__TO BE DONE__
For the material that follows, list every line containing the word "Samuel".

__DATA FOR PROCESSING__
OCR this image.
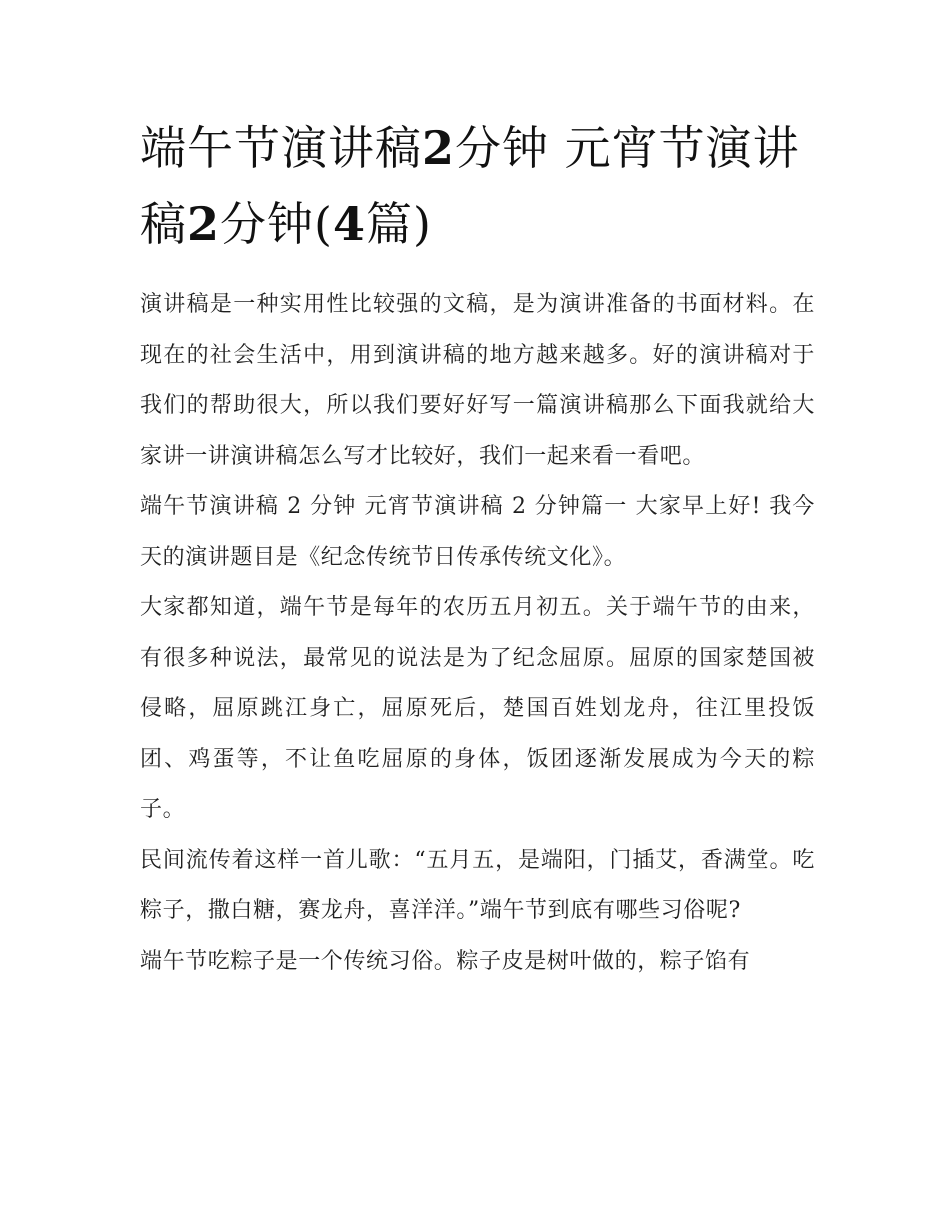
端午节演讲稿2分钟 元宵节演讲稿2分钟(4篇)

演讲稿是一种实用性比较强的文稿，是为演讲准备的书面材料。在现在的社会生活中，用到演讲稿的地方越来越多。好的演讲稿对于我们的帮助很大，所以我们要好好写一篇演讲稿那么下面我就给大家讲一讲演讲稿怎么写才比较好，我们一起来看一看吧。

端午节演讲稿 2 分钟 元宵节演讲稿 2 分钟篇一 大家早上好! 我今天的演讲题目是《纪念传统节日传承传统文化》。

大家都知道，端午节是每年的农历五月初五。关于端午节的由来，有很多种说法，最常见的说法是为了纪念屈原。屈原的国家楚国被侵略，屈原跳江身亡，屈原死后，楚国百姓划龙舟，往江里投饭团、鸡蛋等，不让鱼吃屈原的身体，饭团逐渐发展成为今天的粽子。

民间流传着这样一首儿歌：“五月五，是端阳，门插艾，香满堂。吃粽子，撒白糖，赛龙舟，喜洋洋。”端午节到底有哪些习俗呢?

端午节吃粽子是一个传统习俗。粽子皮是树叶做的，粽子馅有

---

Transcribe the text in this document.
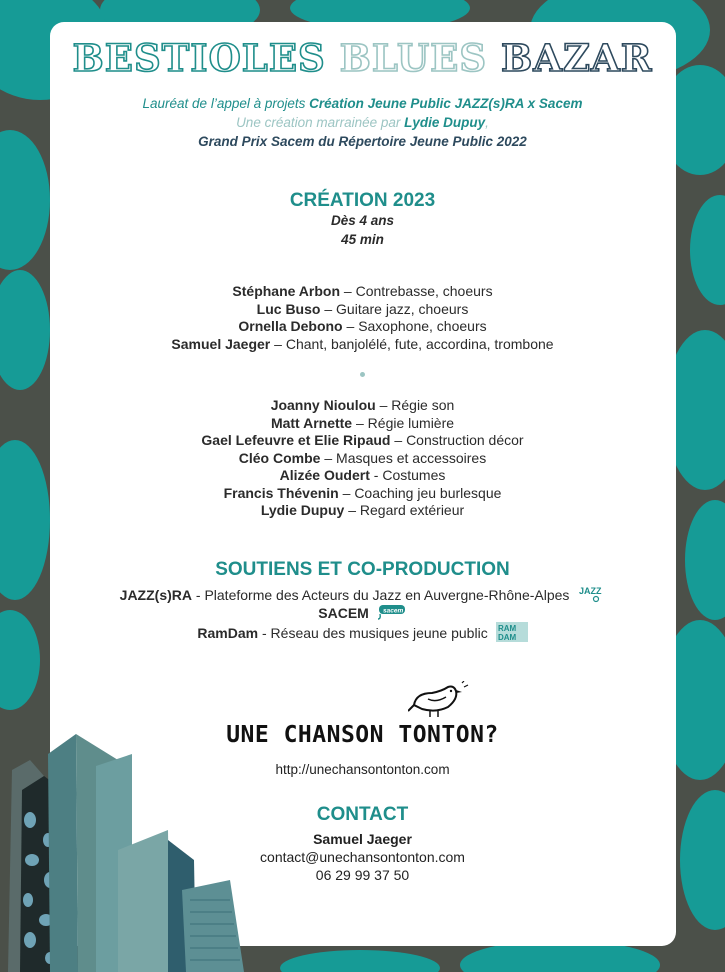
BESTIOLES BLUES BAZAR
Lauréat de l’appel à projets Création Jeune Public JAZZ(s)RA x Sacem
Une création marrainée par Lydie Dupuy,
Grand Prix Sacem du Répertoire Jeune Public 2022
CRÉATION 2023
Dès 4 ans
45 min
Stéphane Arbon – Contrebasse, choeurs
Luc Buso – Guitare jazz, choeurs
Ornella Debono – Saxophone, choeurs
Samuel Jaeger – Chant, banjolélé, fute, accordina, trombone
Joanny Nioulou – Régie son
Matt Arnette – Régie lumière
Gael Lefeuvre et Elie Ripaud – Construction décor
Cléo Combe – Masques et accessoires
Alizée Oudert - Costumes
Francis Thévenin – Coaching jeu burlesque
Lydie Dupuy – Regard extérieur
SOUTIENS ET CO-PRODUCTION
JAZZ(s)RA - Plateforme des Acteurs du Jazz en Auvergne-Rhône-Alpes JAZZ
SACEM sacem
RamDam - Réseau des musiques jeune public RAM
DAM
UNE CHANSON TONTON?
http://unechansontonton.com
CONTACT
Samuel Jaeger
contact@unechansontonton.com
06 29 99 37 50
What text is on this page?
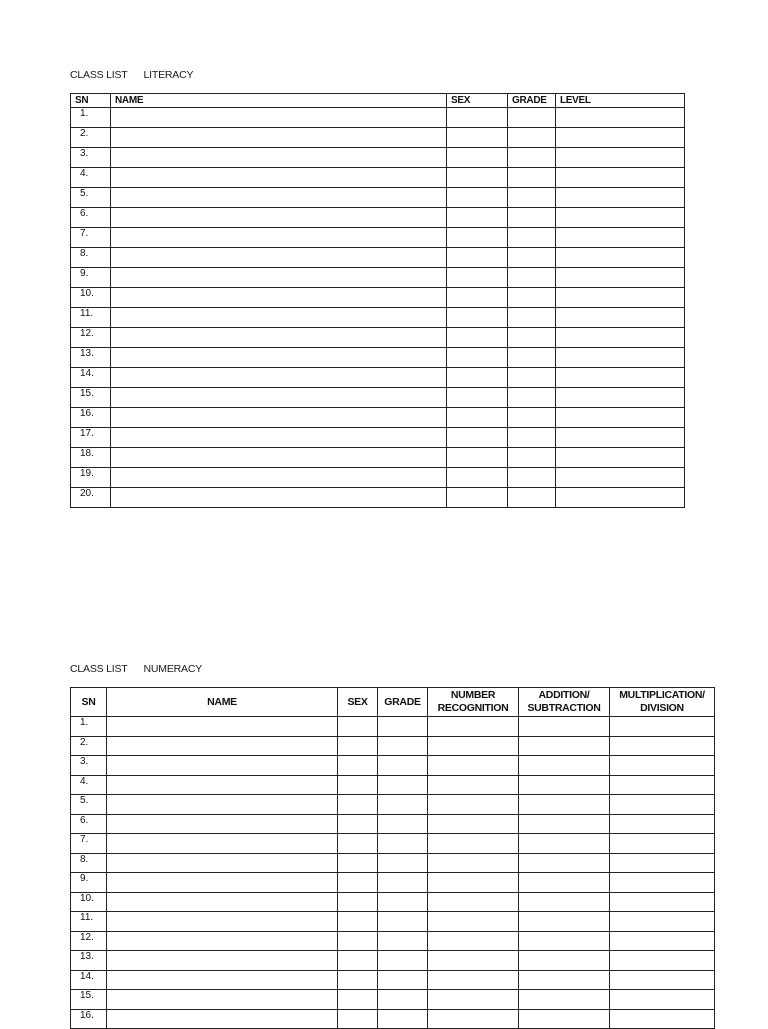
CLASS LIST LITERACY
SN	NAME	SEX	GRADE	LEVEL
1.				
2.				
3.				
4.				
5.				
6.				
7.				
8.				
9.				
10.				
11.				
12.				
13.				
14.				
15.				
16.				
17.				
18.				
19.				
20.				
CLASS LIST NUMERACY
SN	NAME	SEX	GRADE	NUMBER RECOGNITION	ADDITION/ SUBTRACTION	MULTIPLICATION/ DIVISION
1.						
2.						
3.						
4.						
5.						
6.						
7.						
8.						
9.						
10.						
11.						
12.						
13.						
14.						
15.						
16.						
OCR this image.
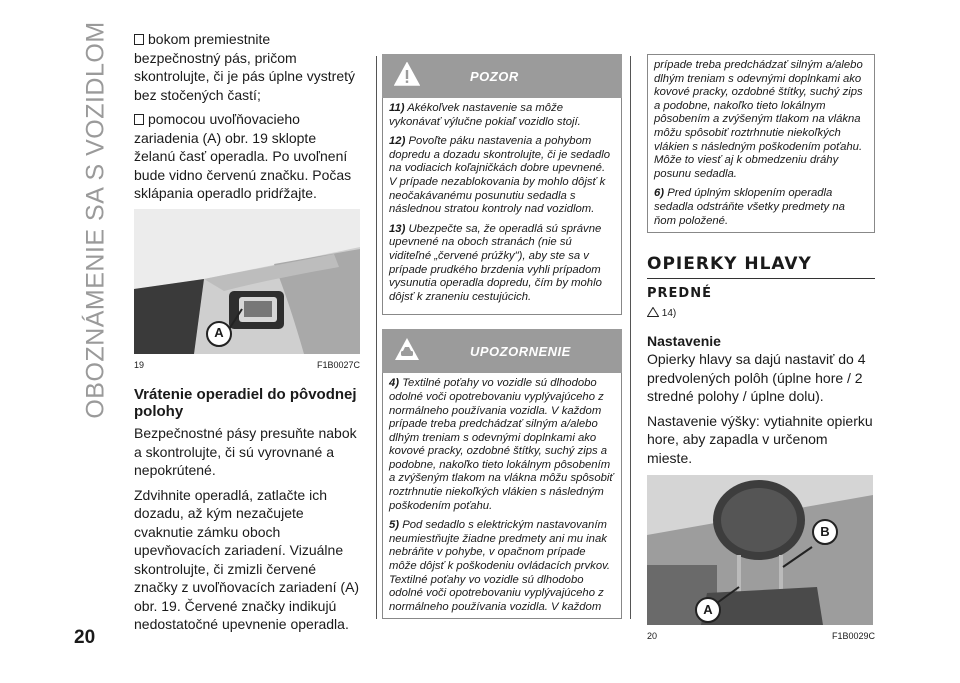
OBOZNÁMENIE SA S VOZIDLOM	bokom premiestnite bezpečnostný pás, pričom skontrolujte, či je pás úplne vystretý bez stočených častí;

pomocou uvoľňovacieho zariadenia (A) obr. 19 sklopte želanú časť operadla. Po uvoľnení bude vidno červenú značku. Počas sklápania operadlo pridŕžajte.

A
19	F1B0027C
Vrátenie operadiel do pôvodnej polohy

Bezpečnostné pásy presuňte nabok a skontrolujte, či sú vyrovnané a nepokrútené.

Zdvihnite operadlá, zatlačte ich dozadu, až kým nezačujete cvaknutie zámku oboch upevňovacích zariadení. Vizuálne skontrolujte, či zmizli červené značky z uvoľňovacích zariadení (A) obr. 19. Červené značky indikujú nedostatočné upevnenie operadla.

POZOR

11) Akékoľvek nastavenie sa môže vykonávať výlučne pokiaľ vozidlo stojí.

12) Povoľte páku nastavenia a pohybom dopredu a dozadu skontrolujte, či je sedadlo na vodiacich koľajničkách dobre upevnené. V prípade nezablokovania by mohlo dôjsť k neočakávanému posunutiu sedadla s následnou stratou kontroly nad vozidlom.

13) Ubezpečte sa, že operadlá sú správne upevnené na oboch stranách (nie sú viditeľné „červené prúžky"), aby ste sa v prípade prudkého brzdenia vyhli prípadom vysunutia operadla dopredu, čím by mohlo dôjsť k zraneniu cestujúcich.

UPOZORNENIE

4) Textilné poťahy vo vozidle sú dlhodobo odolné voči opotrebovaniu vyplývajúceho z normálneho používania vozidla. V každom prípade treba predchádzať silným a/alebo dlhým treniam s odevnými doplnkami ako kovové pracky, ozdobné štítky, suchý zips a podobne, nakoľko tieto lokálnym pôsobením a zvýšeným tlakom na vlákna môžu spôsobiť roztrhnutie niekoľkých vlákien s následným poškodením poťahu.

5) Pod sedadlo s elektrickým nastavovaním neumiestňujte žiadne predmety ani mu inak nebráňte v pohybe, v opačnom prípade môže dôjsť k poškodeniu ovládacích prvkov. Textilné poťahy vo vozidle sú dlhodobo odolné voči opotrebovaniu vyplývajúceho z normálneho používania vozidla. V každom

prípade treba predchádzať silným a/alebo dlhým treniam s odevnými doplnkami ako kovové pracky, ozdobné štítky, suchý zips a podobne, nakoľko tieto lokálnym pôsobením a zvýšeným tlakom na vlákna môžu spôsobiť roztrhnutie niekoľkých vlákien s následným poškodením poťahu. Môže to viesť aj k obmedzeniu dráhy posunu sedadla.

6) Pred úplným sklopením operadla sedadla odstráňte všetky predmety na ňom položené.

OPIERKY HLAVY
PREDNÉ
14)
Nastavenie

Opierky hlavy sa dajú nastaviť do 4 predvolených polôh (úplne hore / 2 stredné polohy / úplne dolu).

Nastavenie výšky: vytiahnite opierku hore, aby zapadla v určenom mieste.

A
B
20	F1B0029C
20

__EXERCISE SOLUTION__
Samuel Jaeger – Chant, banjolélé, fute, accordina, trombone
Samuel Jaeger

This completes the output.